_Work to do:_ Below is a listing; write it out exactly and drop any images from it.
::::::::::
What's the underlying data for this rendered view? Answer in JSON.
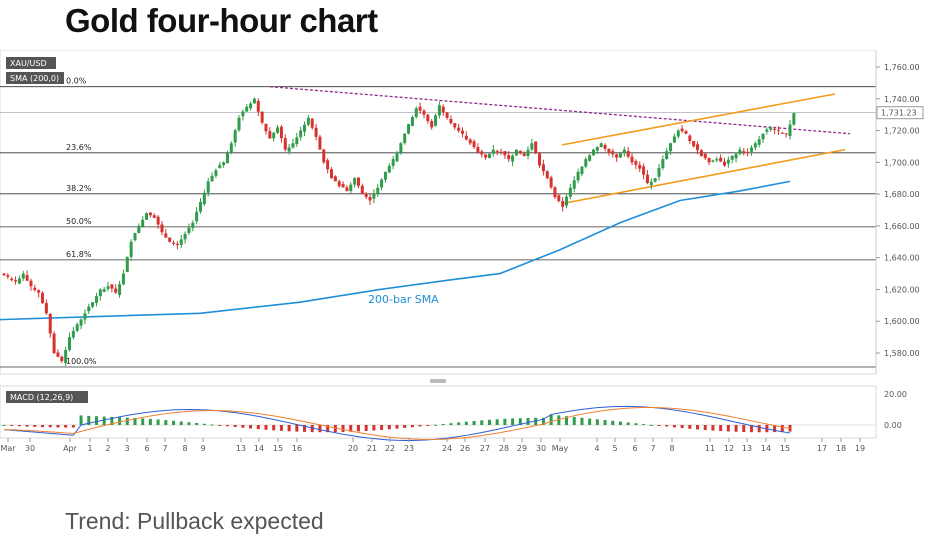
{
  "title": "Gold four-hour chart",
  "caption": "Trend: Pullback expected",
  "chart_data": [
    {
      "type": "candlestick",
      "instrument": "XAU/USD",
      "indicator_legend": "SMA (200,0)",
      "sma_label": "200-bar SMA",
      "price_tag": "1,731.23",
      "ylim": [
        1570,
        1770
      ],
      "y_ticks": [
        "1,760.00",
        "1,740.00",
        "1,720.00",
        "1,700.00",
        "1,680.00",
        "1,660.00",
        "1,640.00",
        "1,620.00",
        "1,600.00",
        "1,580.00"
      ],
      "y_tick_values": [
        1760,
        1740,
        1720,
        1700,
        1680,
        1660,
        1640,
        1620,
        1600,
        1580
      ],
      "x_labels": [
        "Mar",
        "30",
        "Apr",
        "1",
        "2",
        "3",
        "6",
        "7",
        "8",
        "9",
        "13",
        "14",
        "15",
        "16",
        "20",
        "21",
        "22",
        "23",
        "24",
        "26",
        "27",
        "28",
        "29",
        "30",
        "May",
        "4",
        "5",
        "6",
        "7",
        "8",
        "11",
        "12",
        "13",
        "14",
        "15",
        "17",
        "18",
        "19"
      ],
      "fib_levels": [
        {
          "label": "0.0%",
          "price": 1747.6
        },
        {
          "label": "23.6%",
          "price": 1706.0
        },
        {
          "label": "38.2%",
          "price": 1680.2
        },
        {
          "label": "50.0%",
          "price": 1659.4
        },
        {
          "label": "61.8%",
          "price": 1638.6
        },
        {
          "label": "100.0%",
          "price": 1571.2
        }
      ],
      "current_price": 1731.23,
      "colors": {
        "up": "#2e9c4a",
        "down": "#d6322e",
        "sma": "#1f8fd8",
        "channel": "#f39b1a",
        "resistance": "#8e2a8e",
        "price_line": "#9aa0a8"
      },
      "close_path": [
        1628,
        1625,
        1630,
        1622,
        1618,
        1605,
        1580,
        1575,
        1590,
        1598,
        1605,
        1612,
        1620,
        1622,
        1618,
        1630,
        1650,
        1660,
        1668,
        1665,
        1656,
        1650,
        1648,
        1655,
        1662,
        1675,
        1688,
        1695,
        1700,
        1712,
        1728,
        1735,
        1740,
        1725,
        1715,
        1722,
        1708,
        1712,
        1720,
        1728,
        1716,
        1700,
        1690,
        1685,
        1682,
        1690,
        1680,
        1676,
        1684,
        1694,
        1702,
        1712,
        1724,
        1734,
        1730,
        1722,
        1736,
        1728,
        1722,
        1718,
        1712,
        1706,
        1703,
        1708,
        1706,
        1702,
        1708,
        1704,
        1712,
        1698,
        1690,
        1678,
        1672,
        1684,
        1694,
        1702,
        1708,
        1712,
        1706,
        1703,
        1708,
        1700,
        1696,
        1687,
        1690,
        1702,
        1712,
        1720,
        1718,
        1710,
        1704,
        1700,
        1702,
        1698,
        1704,
        1708,
        1706,
        1712,
        1718,
        1722,
        1720,
        1718,
        1731
      ]
    },
    {
      "type": "line",
      "name": "MACD (12,26,9)",
      "y_ticks": [
        "20.00",
        "0.00"
      ],
      "y_tick_values": [
        20,
        0
      ],
      "ylim": [
        -12,
        25
      ]
    }
  ]
}
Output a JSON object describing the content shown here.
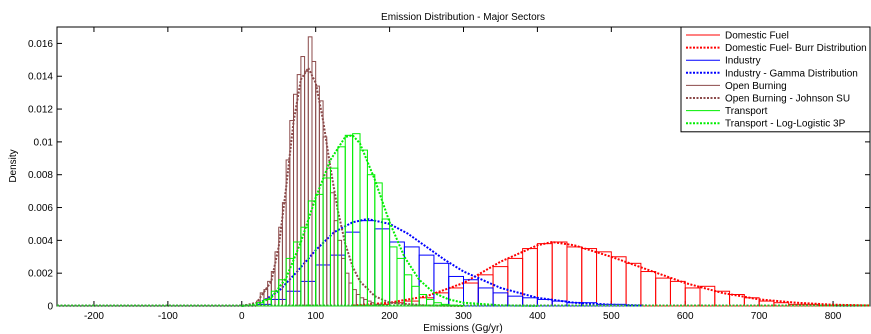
::::::::::
_Solution to the exercise:_
What's the underlying data for this rendered view? Answer in JSON.
{
  "title": "Gold four-hour chart",
  "caption": "Trend: Pullback expected",
  "chart_data": [
    {
      "type": "candlestick",
      "instrument": "XAU/USD",
      "indicator_legend": "SMA (200,0)",
      "sma_label": "200-bar SMA",
      "price_tag": "1,731.23",
      "ylim": [
        1570,
        1770
      ],
      "y_ticks": [
        "1,760.00",
        "1,740.00",
        "1,720.00",
        "1,700.00",
        "1,680.00",
        "1,660.00",
        "1,640.00",
        "1,620.00",
        "1,600.00",
        "1,580.00"
      ],
      "y_tick_values": [
        1760,
        1740,
        1720,
        1700,
        1680,
        1660,
        1640,
        1620,
        1600,
        1580
      ],
      "x_labels": [
        "Mar",
        "30",
        "Apr",
        "1",
        "2",
        "3",
        "6",
        "7",
        "8",
        "9",
        "13",
        "14",
        "15",
        "16",
        "20",
        "21",
        "22",
        "23",
        "24",
        "26",
        "27",
        "28",
        "29",
        "30",
        "May",
        "4",
        "5",
        "6",
        "7",
        "8",
        "11",
        "12",
        "13",
        "14",
        "15",
        "17",
        "18",
        "19"
      ],
      "fib_levels": [
        {
          "label": "0.0%",
          "price": 1747.6
        },
        {
          "label": "23.6%",
          "price": 1706.0
        },
        {
          "label": "38.2%",
          "price": 1680.2
        },
        {
          "label": "50.0%",
          "price": 1659.4
        },
        {
          "label": "61.8%",
          "price": 1638.6
        },
        {
          "label": "100.0%",
          "price": 1571.2
        }
      ],
      "current_price": 1731.23,
      "colors": {
        "up": "#2e9c4a",
        "down": "#d6322e",
        "sma": "#1f8fd8",
        "channel": "#f39b1a",
        "resistance": "#8e2a8e",
        "price_line": "#9aa0a8"
      },
      "close_path": [
        1628,
        1625,
        1630,
        1622,
        1618,
        1605,
        1580,
        1575,
        1590,
        1598,
        1605,
        1612,
        1620,
        1622,
        1618,
        1630,
        1650,
        1660,
        1668,
        1665,
        1656,
        1650,
        1648,
        1655,
        1662,
        1675,
        1688,
        1695,
        1700,
        1712,
        1728,
        1735,
        1740,
        1725,
        1715,
        1722,
        1708,
        1712,
        1720,
        1728,
        1716,
        1700,
        1690,
        1685,
        1682,
        1690,
        1680,
        1676,
        1684,
        1694,
        1702,
        1712,
        1724,
        1734,
        1730,
        1722,
        1736,
        1728,
        1722,
        1718,
        1712,
        1706,
        1703,
        1708,
        1706,
        1702,
        1708,
        1704,
        1712,
        1698,
        1690,
        1678,
        1672,
        1684,
        1694,
        1702,
        1708,
        1712,
        1706,
        1703,
        1708,
        1700,
        1696,
        1687,
        1690,
        1702,
        1712,
        1720,
        1718,
        1710,
        1704,
        1700,
        1702,
        1698,
        1704,
        1708,
        1706,
        1712,
        1718,
        1722,
        1720,
        1718,
        1731
      ]
    },
    {
      "type": "line",
      "name": "MACD (12,26,9)",
      "y_ticks": [
        "20.00",
        "0.00"
      ],
      "y_tick_values": [
        20,
        0
      ],
      "ylim": [
        -12,
        25
      ]
    }
  ]
}
Output a JSON object describing the content shown here.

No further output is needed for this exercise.